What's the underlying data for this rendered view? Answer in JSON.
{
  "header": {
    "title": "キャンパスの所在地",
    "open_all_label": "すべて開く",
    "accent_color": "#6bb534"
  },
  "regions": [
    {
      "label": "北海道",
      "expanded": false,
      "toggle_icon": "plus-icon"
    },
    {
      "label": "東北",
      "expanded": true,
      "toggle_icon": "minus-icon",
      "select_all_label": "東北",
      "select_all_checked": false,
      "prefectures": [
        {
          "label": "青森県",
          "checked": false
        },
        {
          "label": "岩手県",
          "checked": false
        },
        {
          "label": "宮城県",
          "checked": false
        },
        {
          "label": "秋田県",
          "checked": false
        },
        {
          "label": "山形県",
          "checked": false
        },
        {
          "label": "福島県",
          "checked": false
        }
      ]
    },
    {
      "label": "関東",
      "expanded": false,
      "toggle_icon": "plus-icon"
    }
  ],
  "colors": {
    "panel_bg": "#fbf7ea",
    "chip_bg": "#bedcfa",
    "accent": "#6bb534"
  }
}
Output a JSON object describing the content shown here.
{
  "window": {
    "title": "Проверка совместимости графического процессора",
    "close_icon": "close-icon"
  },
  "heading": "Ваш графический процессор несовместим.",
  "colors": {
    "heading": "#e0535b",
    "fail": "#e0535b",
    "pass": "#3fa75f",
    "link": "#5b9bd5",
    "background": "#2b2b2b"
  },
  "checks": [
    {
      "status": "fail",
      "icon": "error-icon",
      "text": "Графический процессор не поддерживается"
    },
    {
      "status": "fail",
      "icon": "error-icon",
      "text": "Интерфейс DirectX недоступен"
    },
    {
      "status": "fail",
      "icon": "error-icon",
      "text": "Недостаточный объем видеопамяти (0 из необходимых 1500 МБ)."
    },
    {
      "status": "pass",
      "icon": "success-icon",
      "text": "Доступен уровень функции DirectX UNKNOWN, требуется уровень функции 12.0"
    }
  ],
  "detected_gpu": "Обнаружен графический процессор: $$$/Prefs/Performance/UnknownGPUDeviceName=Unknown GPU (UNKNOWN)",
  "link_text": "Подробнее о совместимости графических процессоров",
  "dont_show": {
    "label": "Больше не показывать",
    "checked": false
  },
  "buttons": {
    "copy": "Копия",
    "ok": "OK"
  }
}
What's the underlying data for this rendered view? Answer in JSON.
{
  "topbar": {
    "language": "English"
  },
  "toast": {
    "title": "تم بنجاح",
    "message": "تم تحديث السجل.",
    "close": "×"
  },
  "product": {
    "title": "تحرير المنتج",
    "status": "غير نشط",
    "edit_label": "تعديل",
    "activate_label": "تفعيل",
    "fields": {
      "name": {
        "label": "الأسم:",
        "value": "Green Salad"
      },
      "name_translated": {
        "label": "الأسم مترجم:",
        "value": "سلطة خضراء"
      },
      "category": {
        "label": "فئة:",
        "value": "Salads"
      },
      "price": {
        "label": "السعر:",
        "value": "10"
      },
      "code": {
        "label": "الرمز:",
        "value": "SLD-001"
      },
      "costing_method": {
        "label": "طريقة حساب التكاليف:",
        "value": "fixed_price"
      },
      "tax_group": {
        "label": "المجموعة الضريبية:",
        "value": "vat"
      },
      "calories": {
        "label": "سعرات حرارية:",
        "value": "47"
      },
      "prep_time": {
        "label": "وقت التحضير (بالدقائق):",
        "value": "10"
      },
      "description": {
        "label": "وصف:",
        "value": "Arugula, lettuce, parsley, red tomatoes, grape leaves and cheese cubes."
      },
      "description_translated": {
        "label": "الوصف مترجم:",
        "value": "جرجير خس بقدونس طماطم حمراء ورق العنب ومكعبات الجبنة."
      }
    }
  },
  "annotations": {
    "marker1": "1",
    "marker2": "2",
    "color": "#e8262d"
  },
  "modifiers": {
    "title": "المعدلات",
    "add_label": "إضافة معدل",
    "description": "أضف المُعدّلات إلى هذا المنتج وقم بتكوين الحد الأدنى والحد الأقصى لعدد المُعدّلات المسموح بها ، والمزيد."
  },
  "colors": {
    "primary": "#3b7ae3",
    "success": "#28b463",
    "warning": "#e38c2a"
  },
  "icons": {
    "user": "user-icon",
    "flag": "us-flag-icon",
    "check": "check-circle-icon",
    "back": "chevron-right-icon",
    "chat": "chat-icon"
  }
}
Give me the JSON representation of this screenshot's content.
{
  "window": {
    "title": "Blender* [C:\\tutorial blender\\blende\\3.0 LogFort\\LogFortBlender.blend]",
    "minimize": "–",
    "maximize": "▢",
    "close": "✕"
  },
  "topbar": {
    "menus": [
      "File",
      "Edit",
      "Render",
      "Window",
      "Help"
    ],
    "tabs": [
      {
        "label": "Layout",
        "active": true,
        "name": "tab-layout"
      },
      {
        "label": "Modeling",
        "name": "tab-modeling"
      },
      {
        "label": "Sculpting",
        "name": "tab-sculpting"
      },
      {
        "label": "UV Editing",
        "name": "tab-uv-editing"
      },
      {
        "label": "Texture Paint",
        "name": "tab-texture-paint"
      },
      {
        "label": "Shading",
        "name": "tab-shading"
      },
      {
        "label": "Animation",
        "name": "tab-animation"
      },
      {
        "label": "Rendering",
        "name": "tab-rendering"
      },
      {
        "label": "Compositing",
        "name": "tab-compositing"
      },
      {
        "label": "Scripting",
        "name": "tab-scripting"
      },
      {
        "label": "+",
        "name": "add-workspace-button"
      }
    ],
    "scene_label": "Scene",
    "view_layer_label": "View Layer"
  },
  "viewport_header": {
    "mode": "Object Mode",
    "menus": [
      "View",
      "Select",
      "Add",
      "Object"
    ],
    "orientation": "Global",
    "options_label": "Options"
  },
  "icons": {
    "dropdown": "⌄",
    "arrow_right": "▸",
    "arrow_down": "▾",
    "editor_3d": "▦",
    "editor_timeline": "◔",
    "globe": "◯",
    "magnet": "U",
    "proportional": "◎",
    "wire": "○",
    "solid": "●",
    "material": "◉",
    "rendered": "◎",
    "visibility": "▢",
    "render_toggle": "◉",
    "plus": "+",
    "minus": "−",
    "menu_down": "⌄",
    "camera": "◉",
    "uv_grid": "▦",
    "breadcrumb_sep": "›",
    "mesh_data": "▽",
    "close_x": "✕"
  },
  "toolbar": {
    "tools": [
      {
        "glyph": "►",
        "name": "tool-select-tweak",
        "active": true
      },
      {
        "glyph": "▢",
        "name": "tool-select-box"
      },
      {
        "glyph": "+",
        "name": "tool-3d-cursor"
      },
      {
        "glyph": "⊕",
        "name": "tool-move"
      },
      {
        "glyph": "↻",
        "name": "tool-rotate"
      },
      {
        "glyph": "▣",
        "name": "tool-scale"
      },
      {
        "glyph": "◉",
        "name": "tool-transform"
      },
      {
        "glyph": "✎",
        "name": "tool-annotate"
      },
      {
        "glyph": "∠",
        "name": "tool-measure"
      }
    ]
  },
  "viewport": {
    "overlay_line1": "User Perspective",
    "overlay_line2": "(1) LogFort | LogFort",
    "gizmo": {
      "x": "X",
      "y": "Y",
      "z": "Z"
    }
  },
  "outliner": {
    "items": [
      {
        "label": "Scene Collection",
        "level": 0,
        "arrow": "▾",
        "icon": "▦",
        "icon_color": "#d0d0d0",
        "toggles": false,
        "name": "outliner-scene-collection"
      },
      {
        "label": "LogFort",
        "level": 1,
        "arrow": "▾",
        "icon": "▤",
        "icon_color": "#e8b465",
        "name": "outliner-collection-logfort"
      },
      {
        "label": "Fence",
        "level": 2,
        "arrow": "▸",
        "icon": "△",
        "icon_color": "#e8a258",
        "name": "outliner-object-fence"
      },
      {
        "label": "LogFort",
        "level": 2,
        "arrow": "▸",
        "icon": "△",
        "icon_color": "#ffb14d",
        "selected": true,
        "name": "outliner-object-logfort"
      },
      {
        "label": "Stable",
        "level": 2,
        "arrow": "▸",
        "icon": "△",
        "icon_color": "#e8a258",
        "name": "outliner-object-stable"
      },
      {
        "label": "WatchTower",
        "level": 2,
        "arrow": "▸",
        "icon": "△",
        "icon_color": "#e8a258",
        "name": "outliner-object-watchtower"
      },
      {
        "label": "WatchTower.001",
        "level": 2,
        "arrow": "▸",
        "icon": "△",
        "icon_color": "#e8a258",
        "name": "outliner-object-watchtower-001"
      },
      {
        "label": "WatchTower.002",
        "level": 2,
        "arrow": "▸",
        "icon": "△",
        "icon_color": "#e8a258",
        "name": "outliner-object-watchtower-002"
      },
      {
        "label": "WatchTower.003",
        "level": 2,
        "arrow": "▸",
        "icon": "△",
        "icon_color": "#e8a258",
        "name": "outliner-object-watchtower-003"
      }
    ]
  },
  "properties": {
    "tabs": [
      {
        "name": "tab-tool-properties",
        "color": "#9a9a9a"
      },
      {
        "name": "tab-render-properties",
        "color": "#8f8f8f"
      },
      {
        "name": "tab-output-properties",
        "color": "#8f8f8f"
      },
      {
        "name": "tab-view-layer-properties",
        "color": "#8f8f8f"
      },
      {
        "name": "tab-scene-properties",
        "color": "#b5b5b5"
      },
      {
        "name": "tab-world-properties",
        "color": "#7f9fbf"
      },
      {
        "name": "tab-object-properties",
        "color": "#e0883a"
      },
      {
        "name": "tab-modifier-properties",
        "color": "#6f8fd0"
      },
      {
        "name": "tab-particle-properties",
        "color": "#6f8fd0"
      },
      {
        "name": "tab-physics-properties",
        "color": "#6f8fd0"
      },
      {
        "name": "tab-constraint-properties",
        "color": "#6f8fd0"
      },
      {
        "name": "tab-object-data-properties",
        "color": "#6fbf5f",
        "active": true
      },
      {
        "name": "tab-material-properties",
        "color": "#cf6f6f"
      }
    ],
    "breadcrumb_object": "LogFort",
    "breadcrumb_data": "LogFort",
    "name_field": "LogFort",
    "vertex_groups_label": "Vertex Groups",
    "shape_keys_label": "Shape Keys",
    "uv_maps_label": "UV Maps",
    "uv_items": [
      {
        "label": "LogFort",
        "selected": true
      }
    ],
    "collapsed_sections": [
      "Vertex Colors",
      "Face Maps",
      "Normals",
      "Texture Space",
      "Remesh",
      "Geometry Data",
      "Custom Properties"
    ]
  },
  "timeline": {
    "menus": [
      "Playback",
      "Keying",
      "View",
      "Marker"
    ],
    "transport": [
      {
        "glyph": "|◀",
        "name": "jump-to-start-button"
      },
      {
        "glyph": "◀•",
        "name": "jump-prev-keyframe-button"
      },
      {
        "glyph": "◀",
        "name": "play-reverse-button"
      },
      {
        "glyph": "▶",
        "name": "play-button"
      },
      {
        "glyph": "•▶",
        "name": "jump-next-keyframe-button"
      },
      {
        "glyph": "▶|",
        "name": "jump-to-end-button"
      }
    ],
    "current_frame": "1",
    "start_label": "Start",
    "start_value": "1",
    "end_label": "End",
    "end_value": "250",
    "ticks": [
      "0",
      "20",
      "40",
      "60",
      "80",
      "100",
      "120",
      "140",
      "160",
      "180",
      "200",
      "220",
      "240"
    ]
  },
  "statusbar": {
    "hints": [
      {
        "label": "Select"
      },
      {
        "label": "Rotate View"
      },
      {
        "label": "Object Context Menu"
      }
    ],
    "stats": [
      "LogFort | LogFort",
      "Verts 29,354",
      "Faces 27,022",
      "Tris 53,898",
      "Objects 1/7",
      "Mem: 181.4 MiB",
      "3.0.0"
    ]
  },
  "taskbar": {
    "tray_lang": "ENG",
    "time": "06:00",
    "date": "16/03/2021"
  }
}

**Aim:** Find how many lines of the listing include the string "title" and give that number, nothing else.

**Full response:** 6